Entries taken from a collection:
-------------------------
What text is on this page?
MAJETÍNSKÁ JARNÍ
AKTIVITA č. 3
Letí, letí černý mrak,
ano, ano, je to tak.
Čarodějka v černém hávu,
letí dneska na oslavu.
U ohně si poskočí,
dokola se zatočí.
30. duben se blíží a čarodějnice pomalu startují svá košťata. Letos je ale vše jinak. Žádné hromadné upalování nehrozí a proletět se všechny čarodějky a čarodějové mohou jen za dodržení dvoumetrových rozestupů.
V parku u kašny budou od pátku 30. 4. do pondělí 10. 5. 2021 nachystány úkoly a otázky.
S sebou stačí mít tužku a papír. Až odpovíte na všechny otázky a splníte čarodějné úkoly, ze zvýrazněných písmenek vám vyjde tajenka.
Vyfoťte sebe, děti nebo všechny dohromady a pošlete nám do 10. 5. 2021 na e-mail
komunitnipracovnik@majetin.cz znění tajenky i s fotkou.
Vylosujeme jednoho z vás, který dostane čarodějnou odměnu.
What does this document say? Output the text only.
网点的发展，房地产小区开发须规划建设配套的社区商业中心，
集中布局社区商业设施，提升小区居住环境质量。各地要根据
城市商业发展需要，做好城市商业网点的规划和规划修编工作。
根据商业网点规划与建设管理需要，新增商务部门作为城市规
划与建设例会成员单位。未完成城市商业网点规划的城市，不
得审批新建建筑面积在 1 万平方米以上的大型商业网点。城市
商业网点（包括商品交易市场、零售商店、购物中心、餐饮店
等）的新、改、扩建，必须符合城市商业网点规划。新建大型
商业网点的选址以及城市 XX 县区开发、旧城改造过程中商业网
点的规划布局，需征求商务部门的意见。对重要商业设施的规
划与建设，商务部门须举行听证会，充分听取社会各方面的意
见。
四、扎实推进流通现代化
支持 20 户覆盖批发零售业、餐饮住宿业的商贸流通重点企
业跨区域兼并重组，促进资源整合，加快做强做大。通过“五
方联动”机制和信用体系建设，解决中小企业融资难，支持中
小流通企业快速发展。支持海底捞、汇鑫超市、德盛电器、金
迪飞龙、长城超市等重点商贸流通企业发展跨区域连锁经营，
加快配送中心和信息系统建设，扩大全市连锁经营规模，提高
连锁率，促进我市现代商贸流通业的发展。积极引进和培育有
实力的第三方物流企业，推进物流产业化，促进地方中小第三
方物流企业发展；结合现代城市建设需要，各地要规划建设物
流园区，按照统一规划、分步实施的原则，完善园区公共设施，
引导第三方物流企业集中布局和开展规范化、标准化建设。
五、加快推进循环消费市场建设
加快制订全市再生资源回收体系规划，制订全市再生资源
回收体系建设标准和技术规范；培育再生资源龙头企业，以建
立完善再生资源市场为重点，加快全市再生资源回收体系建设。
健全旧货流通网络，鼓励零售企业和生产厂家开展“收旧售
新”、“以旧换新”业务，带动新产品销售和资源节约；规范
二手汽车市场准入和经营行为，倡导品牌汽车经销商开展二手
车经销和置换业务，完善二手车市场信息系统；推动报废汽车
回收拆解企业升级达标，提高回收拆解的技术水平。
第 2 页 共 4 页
-------------------------
→ EXERCISE: Show every line in the records above that contains the word "text".

→ SOLUTION FOR THIS EXERCISE:
What text is on this page?
What does this document say? Output the text only.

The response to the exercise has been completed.